## [To be done]
Extract all data as written.

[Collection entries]
◆ ◆ ◆ ◆
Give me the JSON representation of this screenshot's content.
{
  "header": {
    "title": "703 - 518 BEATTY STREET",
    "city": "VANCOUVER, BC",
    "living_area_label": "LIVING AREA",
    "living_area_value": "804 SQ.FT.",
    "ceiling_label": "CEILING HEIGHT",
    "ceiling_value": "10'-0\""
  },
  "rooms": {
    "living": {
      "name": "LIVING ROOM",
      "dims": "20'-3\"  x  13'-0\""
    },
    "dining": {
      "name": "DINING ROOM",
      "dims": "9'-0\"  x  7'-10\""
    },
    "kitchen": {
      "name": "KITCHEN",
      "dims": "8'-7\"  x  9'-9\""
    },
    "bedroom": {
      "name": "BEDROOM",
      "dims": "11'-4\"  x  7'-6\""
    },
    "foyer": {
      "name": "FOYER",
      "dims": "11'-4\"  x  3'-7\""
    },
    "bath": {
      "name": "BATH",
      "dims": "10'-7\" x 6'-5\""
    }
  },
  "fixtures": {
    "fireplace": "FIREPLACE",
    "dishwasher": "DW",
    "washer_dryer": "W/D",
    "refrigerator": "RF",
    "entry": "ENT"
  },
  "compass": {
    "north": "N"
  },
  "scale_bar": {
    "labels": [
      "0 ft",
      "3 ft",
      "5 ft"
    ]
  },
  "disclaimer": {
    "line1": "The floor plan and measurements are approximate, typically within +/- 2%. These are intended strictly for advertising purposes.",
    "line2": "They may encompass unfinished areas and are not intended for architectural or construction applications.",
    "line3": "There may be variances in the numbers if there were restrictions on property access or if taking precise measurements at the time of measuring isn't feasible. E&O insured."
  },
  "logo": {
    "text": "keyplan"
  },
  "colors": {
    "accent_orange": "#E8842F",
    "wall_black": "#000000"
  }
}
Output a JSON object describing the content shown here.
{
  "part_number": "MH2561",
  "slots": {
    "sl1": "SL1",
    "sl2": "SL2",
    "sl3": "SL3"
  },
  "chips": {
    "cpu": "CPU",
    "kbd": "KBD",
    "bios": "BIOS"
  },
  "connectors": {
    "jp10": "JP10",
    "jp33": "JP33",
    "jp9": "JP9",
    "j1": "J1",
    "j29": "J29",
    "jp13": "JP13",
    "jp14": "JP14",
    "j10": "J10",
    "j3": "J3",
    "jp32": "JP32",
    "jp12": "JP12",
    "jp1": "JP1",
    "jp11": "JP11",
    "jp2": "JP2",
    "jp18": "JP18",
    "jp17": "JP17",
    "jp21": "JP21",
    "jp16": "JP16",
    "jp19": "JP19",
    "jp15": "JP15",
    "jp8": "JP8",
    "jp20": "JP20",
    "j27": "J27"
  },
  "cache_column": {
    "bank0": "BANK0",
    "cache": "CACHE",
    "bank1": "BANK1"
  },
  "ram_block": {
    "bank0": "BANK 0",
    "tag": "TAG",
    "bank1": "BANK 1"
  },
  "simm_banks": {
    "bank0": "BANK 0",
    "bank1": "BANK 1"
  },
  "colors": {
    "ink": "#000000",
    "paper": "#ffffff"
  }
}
◆ ◆ ◆ ◆
## [Worked answer]
Give me the JSON representation of this screenshot's content.
{
  "header": {
    "title": "703 - 518 BEATTY STREET",
    "city": "VANCOUVER, BC",
    "living_area_label": "LIVING AREA",
    "living_area_value": "804 SQ.FT.",
    "ceiling_label": "CEILING HEIGHT",
    "ceiling_value": "10'-0\""
  },
  "rooms": {
    "living": {
      "name": "LIVING ROOM",
      "dims": "20'-3\"  x  13'-0\""
    },
    "dining": {
      "name": "DINING ROOM",
      "dims": "9'-0\"  x  7'-10\""
    },
    "kitchen": {
      "name": "KITCHEN",
      "dims": "8'-7\"  x  9'-9\""
    },
    "bedroom": {
      "name": "BEDROOM",
      "dims": "11'-4\"  x  7'-6\""
    },
    "foyer": {
      "name": "FOYER",
      "dims": "11'-4\"  x  3'-7\""
    },
    "bath": {
      "name": "BATH",
      "dims": "10'-7\" x 6'-5\""
    }
  },
  "fixtures": {
    "fireplace": "FIREPLACE",
    "dishwasher": "DW",
    "washer_dryer": "W/D",
    "refrigerator": "RF",
    "entry": "ENT"
  },
  "compass": {
    "north": "N"
  },
  "scale_bar": {
    "labels": [
      "0 ft",
      "3 ft",
      "5 ft"
    ]
  },
  "disclaimer": {
    "line1": "The floor plan and measurements are approximate, typically within +/- 2%. These are intended strictly for advertising purposes.",
    "line2": "They may encompass unfinished areas and are not intended for architectural or construction applications.",
    "line3": "There may be variances in the numbers if there were restrictions on property access or if taking precise measurements at the time of measuring isn't feasible. E&O insured."
  },
  "logo": {
    "text": "keyplan"
  },
  "colors": {
    "accent_orange": "#E8842F",
    "wall_black": "#000000"
  }
}
Output a JSON object describing the content shown here.
{
  "part_number": "MH2561",
  "slots": {
    "sl1": "SL1",
    "sl2": "SL2",
    "sl3": "SL3"
  },
  "chips": {
    "cpu": "CPU",
    "kbd": "KBD",
    "bios": "BIOS"
  },
  "connectors": {
    "jp10": "JP10",
    "jp33": "JP33",
    "jp9": "JP9",
    "j1": "J1",
    "j29": "J29",
    "jp13": "JP13",
    "jp14": "JP14",
    "j10": "J10",
    "j3": "J3",
    "jp32": "JP32",
    "jp12": "JP12",
    "jp1": "JP1",
    "jp11": "JP11",
    "jp2": "JP2",
    "jp18": "JP18",
    "jp17": "JP17",
    "jp21": "JP21",
    "jp16": "JP16",
    "jp19": "JP19",
    "jp15": "JP15",
    "jp8": "JP8",
    "jp20": "JP20",
    "j27": "J27"
  },
  "cache_column": {
    "bank0": "BANK0",
    "cache": "CACHE",
    "bank1": "BANK1"
  },
  "ram_block": {
    "bank0": "BANK 0",
    "tag": "TAG",
    "bank1": "BANK 1"
  },
  "simm_banks": {
    "bank0": "BANK 0",
    "bank1": "BANK 1"
  },
  "colors": {
    "ink": "#000000",
    "paper": "#ffffff"
  }
}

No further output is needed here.